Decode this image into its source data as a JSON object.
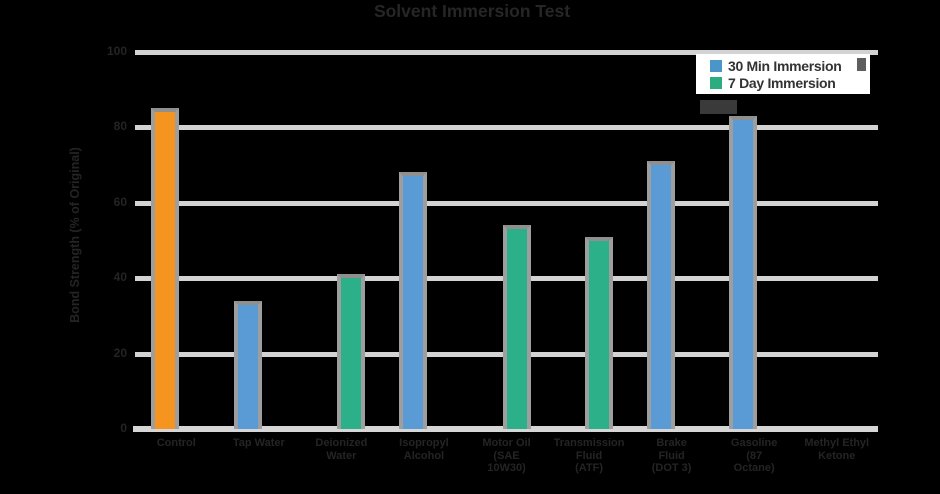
{
  "chart_data": {
    "type": "bar",
    "title": "Solvent Immersion Test",
    "ylabel": "Bond Strength (% of Original)",
    "xlabel": "",
    "ylim": [
      0,
      100
    ],
    "yticks": [
      100,
      80,
      60,
      40,
      20,
      0
    ],
    "grid": "horizontal",
    "legend_position": "top-right",
    "legend": [
      {
        "label": "30 Min Immersion",
        "color": "#4A96C8"
      },
      {
        "label": "7 Day Immersion",
        "color": "#2BAD80"
      }
    ],
    "categories": [
      "Control",
      "Tap Water",
      "Deionized Water",
      "Isopropyl Alcohol",
      "Motor Oil (SAE 10W30)",
      "Transmission Fluid (ATF)",
      "Brake Fluid (DOT 3)",
      "Gasoline (87 Octane)",
      "Methyl Ethyl Ketone"
    ],
    "bars": [
      {
        "label_lines": [
          "Control"
        ],
        "series": "control",
        "value": 84,
        "color": "#F5941F"
      },
      {
        "label_lines": [
          "Tap Water"
        ],
        "series": "30min",
        "value": 33,
        "color": "#5B9BD5"
      },
      {
        "label_lines": [
          "Deionized",
          "Water"
        ],
        "series": "7day",
        "value": 40,
        "color": "#2BB089"
      },
      {
        "label_lines": [
          "Isopropyl",
          "Alcohol"
        ],
        "series": "30min",
        "value": 67,
        "color": "#5B9BD5"
      },
      {
        "label_lines": [
          "Motor Oil",
          "(SAE",
          "10W30)"
        ],
        "series": "7day",
        "value": 53,
        "color": "#2BB089"
      },
      {
        "label_lines": [
          "Transmission",
          "Fluid",
          "(ATF)"
        ],
        "series": "7day",
        "value": 50,
        "color": "#2BB089"
      },
      {
        "label_lines": [
          "Brake",
          "Fluid",
          "(DOT 3)"
        ],
        "series": "30min",
        "value": 70,
        "color": "#5B9BD5"
      },
      {
        "label_lines": [
          "Gasoline",
          "(87",
          "Octane)"
        ],
        "series": "30min",
        "value": 82,
        "color": "#5B9BD5"
      },
      {
        "label_lines": [
          "Methyl Ethyl",
          "Ketone"
        ],
        "series": "none",
        "value": null,
        "color": null
      }
    ]
  },
  "colors": {
    "orange_bar": "#F5941F",
    "blue_bar": "#5B9BD5",
    "green_bar": "#2BB089",
    "bar_outline": "#9E9E9E",
    "gridline": "#D3D3D3",
    "dark_text": "#242424",
    "legend_background": "#FFFFFF",
    "legend_text": "#333333"
  }
}
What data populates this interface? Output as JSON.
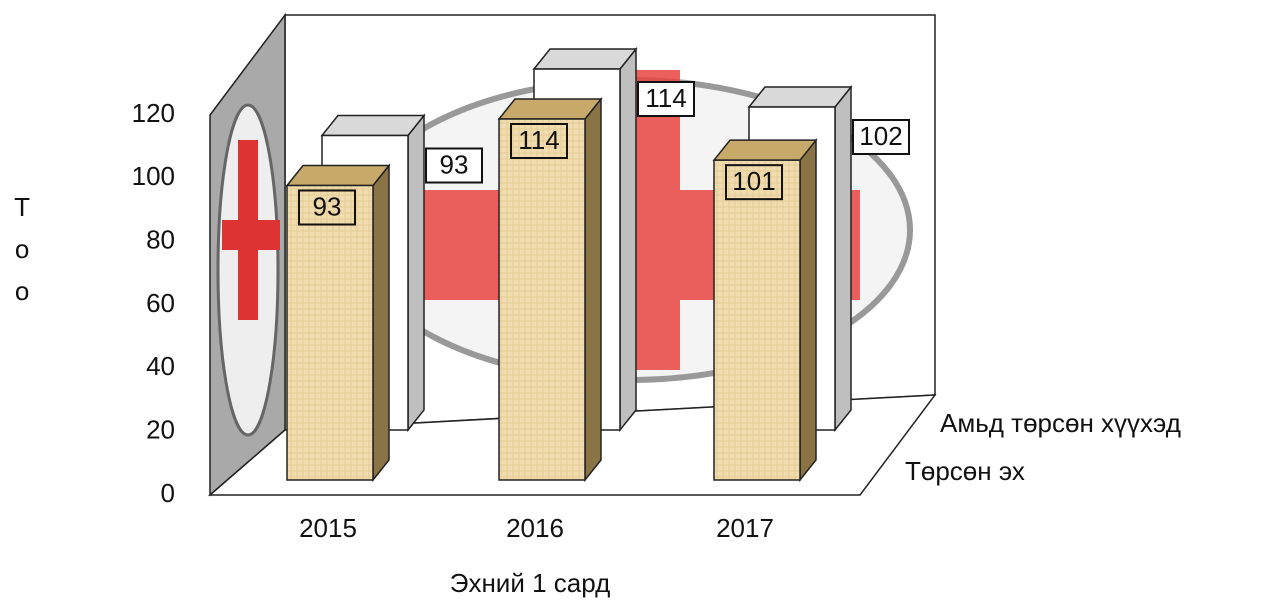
{
  "chart_data": {
    "type": "bar3d",
    "categories": [
      "2015",
      "2016",
      "2017"
    ],
    "series": [
      {
        "name": "Төрсөн эх",
        "color": "#f0dcae",
        "values": [
          93,
          114,
          101
        ]
      },
      {
        "name": "Амьд төрсөн хүүхэд",
        "color": "#ffffff",
        "values": [
          93,
          114,
          102
        ]
      }
    ],
    "xlabel": "Эхний 1 сард",
    "ylabel": "Тоо",
    "ylim": [
      0,
      120
    ],
    "yticks": [
      0,
      20,
      40,
      60,
      80,
      100,
      120
    ]
  }
}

○ ○ ○ ○ ○ ○ ○

- What is being asked
Scan the data for the word "ylabel" and copy every line where it shows up.

- Solution for this problem
    "ylabel": "Bond Strength (% of Original)",
    "ylabel": "Тоо",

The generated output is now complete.